:: PROBLEM ::
Each record must be reproduced exactly as it is shown.

:: DATA LINES ::
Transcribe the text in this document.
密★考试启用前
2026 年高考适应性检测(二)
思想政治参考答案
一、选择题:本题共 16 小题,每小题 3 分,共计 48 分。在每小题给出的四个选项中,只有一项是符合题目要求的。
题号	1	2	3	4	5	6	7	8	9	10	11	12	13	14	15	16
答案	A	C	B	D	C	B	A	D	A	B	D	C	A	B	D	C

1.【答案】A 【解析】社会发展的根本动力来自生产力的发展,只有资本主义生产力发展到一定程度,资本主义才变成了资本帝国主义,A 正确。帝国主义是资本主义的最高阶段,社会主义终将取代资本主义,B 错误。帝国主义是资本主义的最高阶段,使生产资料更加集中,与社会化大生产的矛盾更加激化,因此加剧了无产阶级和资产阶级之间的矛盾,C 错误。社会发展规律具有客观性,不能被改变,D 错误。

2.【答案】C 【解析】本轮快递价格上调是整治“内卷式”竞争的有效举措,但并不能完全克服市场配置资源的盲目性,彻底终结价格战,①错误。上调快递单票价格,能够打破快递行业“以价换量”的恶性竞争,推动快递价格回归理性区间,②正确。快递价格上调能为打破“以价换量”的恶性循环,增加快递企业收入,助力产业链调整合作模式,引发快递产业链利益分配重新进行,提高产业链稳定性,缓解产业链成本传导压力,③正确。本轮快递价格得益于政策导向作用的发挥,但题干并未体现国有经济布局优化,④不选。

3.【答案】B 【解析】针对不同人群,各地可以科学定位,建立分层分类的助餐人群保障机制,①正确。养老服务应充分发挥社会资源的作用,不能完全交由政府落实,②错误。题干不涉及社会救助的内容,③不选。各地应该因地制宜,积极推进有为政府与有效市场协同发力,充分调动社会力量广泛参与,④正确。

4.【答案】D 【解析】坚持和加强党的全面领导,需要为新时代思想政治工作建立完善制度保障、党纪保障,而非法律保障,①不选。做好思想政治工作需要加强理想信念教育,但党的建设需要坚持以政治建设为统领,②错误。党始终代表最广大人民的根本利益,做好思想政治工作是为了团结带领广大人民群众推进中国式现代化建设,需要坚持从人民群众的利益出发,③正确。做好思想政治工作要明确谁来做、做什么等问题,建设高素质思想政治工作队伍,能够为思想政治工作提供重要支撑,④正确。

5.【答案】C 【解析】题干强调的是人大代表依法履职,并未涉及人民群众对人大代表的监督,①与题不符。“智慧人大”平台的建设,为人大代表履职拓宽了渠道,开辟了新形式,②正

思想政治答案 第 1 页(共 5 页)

:: FULL SOLUTION ::
Transcribe the text in this document.
密★考试启用前
2026 年高考适应性检测(二)
思想政治参考答案
一、选择题:本题共 16 小题,每小题 3 分,共计 48 分。在每小题给出的四个选项中,只有一项是符合题目要求的。
题号	1	2	3	4	5	6	7	8	9	10	11	12	13	14	15	16
答案	A	C	B	D	C	B	A	D	A	B	D	C	A	B	D	C

1.【答案】A 【解析】社会发展的根本动力来自生产力的发展,只有资本主义生产力发展到一定程度,资本主义才变成了资本帝国主义,A 正确。帝国主义是资本主义的最高阶段,社会主义终将取代资本主义,B 错误。帝国主义是资本主义的最高阶段,使生产资料更加集中,与社会化大生产的矛盾更加激化,因此加剧了无产阶级和资产阶级之间的矛盾,C 错误。社会发展规律具有客观性,不能被改变,D 错误。

2.【答案】C 【解析】本轮快递价格上调是整治“内卷式”竞争的有效举措,但并不能完全克服市场配置资源的盲目性,彻底终结价格战,①错误。上调快递单票价格,能够打破快递行业“以价换量”的恶性竞争,推动快递价格回归理性区间,②正确。快递价格上调能为打破“以价换量”的恶性循环,增加快递企业收入,助力产业链调整合作模式,引发快递产业链利益分配重新进行,提高产业链稳定性,缓解产业链成本传导压力,③正确。本轮快递价格得益于政策导向作用的发挥,但题干并未体现国有经济布局优化,④不选。

3.【答案】B 【解析】针对不同人群,各地可以科学定位,建立分层分类的助餐人群保障机制,①正确。养老服务应充分发挥社会资源的作用,不能完全交由政府落实,②错误。题干不涉及社会救助的内容,③不选。各地应该因地制宜,积极推进有为政府与有效市场协同发力,充分调动社会力量广泛参与,④正确。

4.【答案】D 【解析】坚持和加强党的全面领导,需要为新时代思想政治工作建立完善制度保障、党纪保障,而非法律保障,①不选。做好思想政治工作需要加强理想信念教育,但党的建设需要坚持以政治建设为统领,②错误。党始终代表最广大人民的根本利益,做好思想政治工作是为了团结带领广大人民群众推进中国式现代化建设,需要坚持从人民群众的利益出发,③正确。做好思想政治工作要明确谁来做、做什么等问题,建设高素质思想政治工作队伍,能够为思想政治工作提供重要支撑,④正确。

5.【答案】C 【解析】题干强调的是人大代表依法履职,并未涉及人民群众对人大代表的监督,①与题不符。“智慧人大”平台的建设,为人大代表履职拓宽了渠道,开辟了新形式,②正

思想政治答案 第 1 页(共 5 页)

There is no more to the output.